** start **
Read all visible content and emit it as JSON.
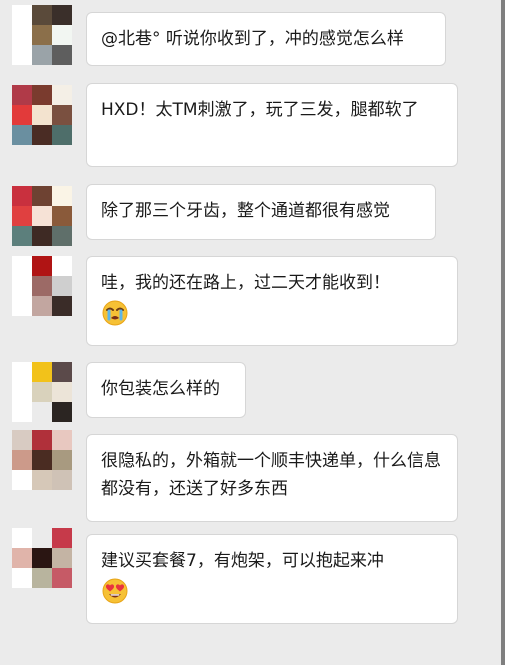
{
  "chat": {
    "messages": [
      {
        "text": "@北巷° 听说你收到了，冲的感觉怎么样",
        "avatar_colors": [
          "#ffffff",
          "#5a4a3a",
          "#3a2f2a",
          "#ffffff",
          "#8b6f4a",
          "#f2f6f2",
          "#ffffff",
          "#9aa3a8",
          "#5e5e5e"
        ]
      },
      {
        "text": "HXD！太TM刺激了，玩了三发，腿都软了",
        "avatar_colors": [
          "#b03a48",
          "#7a3b2e",
          "#f4efe6",
          "#e23a3a",
          "#f3e3cf",
          "#7a5040",
          "#6a8fa0",
          "#4a2c24",
          "#4e6e6a"
        ]
      },
      {
        "text": "除了那三个牙齿，整个通道都很有感觉",
        "avatar_colors": [
          "#c9303e",
          "#6e4232",
          "#faf4e6",
          "#e04040",
          "#f6e2d6",
          "#8a5a3a",
          "#5c7f7c",
          "#3e2a24",
          "#5f6f6a"
        ]
      },
      {
        "text": "哇，我的还在路上，过二天才能收到！",
        "emoji": "crying-emoji",
        "avatar_colors": [
          "#ffffff",
          "#b01414",
          "#ffffff",
          "#ffffff",
          "#9c6a66",
          "#cfcfcf",
          "#ffffff",
          "#c2a6a0",
          "#3a2c28"
        ]
      },
      {
        "text": "你包装怎么样的",
        "avatar_colors": [
          "#ffffff",
          "#f2c21a",
          "#5b4a4a",
          "#ffffff",
          "#d9d2bc",
          "#ece4d8",
          "#ffffff",
          "#ebebeb",
          "#2b2522"
        ]
      },
      {
        "text": "很隐私的，外箱就一个顺丰快递单，什么信息都没有，还送了好多东西",
        "avatar_colors": [
          "#d8cbc2",
          "#b0303a",
          "#e8c8c0",
          "#cc9a8a",
          "#4a2c22",
          "#a89a80",
          "#ffffff",
          "#d6c8b8",
          "#cfc2b6"
        ]
      },
      {
        "text": "建议买套餐7，有炮架，可以抱起来冲",
        "emoji": "heart-eyes-emoji",
        "avatar_colors": [
          "#ffffff",
          "#ebebeb",
          "#c63a4a",
          "#e0b4aa",
          "#2a1512",
          "#c4b4a4",
          "#ffffff",
          "#b8b49e",
          "#c65a66"
        ]
      }
    ]
  }
}
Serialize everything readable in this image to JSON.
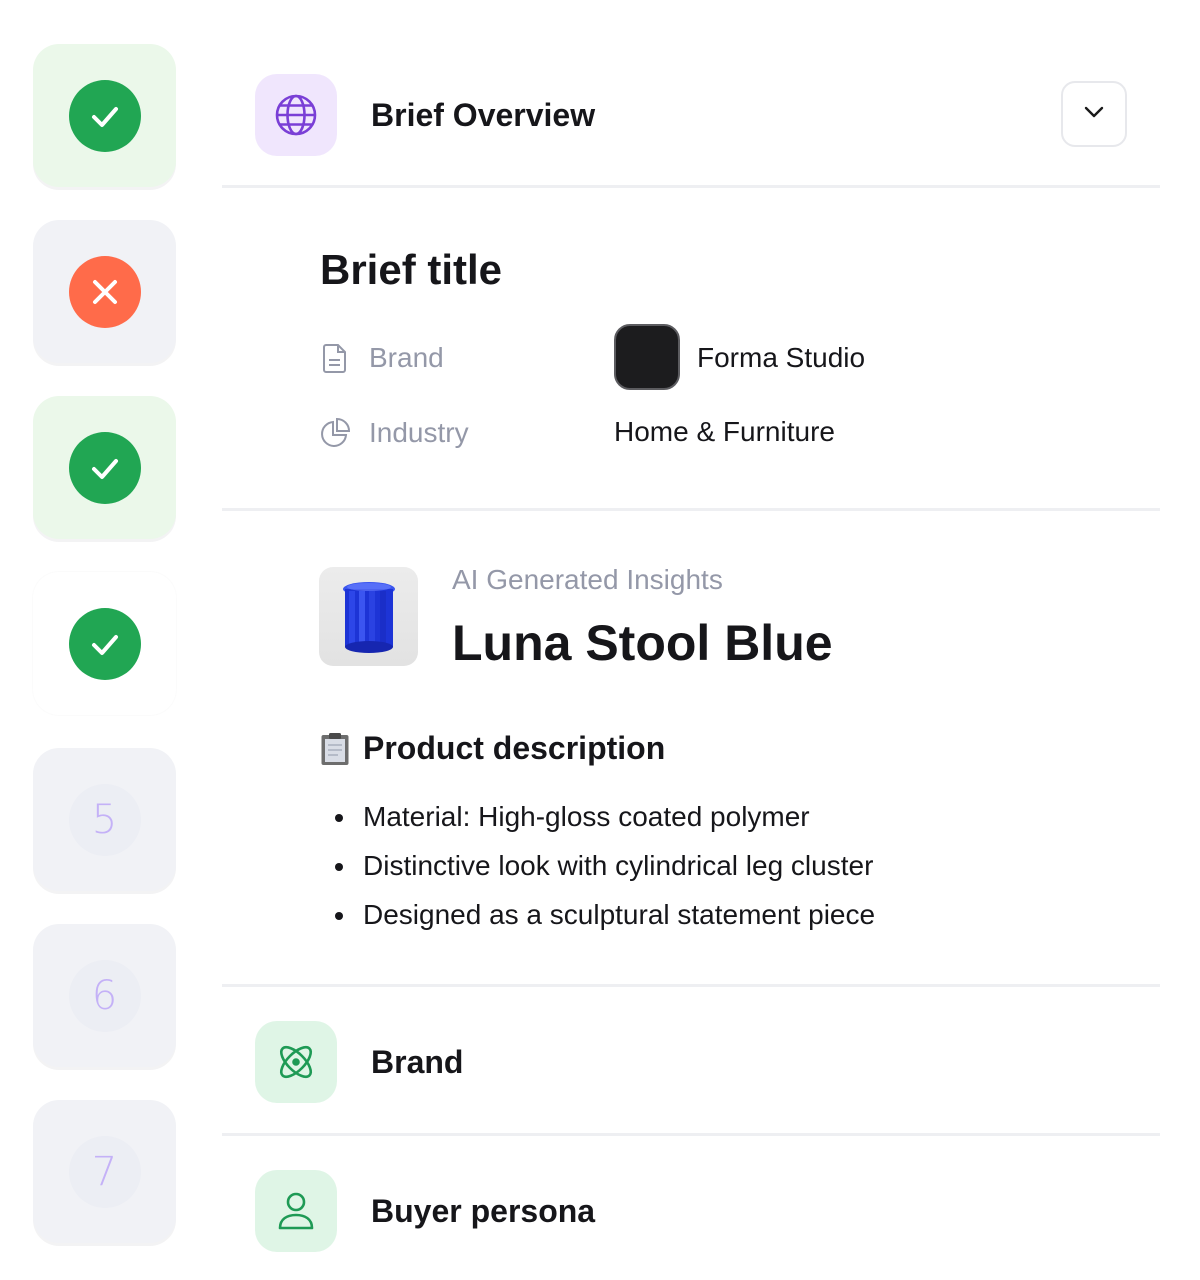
{
  "stepper": {
    "steps": [
      {
        "state": "done",
        "icon": "check-icon"
      },
      {
        "state": "error",
        "icon": "close-icon"
      },
      {
        "state": "done",
        "icon": "check-icon"
      },
      {
        "state": "active",
        "icon": "check-icon"
      },
      {
        "state": "pending",
        "number": "5"
      },
      {
        "state": "pending",
        "number": "6"
      },
      {
        "state": "pending",
        "number": "7"
      }
    ]
  },
  "overview": {
    "title": "Brief Overview",
    "icon": "globe-icon",
    "toggle_icon": "chevron-down-icon"
  },
  "brief": {
    "title": "Brief title",
    "fields": [
      {
        "label": "Brand",
        "icon": "document-icon",
        "value": "Forma Studio"
      },
      {
        "label": "Industry",
        "icon": "pie-chart-icon",
        "value": "Home & Furniture"
      }
    ]
  },
  "insights": {
    "label": "AI Generated Insights",
    "product_name": "Luna Stool Blue",
    "description_title": "Product description",
    "description_icon": "clipboard-icon",
    "bullets": [
      "Material: High-gloss coated polymer",
      "Distinctive look with cylindrical leg cluster",
      "Designed as a sculptural statement piece"
    ]
  },
  "sections": [
    {
      "title": "Brand",
      "icon": "atom-icon"
    },
    {
      "title": "Buyer persona",
      "icon": "user-icon"
    }
  ],
  "colors": {
    "success": "#21a653",
    "error": "#ff6b4a",
    "accent_purple": "#7a3fd6",
    "accent_green": "#1e9a55",
    "muted_text": "#9498a8"
  }
}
** end **
■ WHAT IS NEEDED ■
Lines of the listing that contain the word "value" are to be counted; report only their number.

■ CORRECT ANSWER ■
2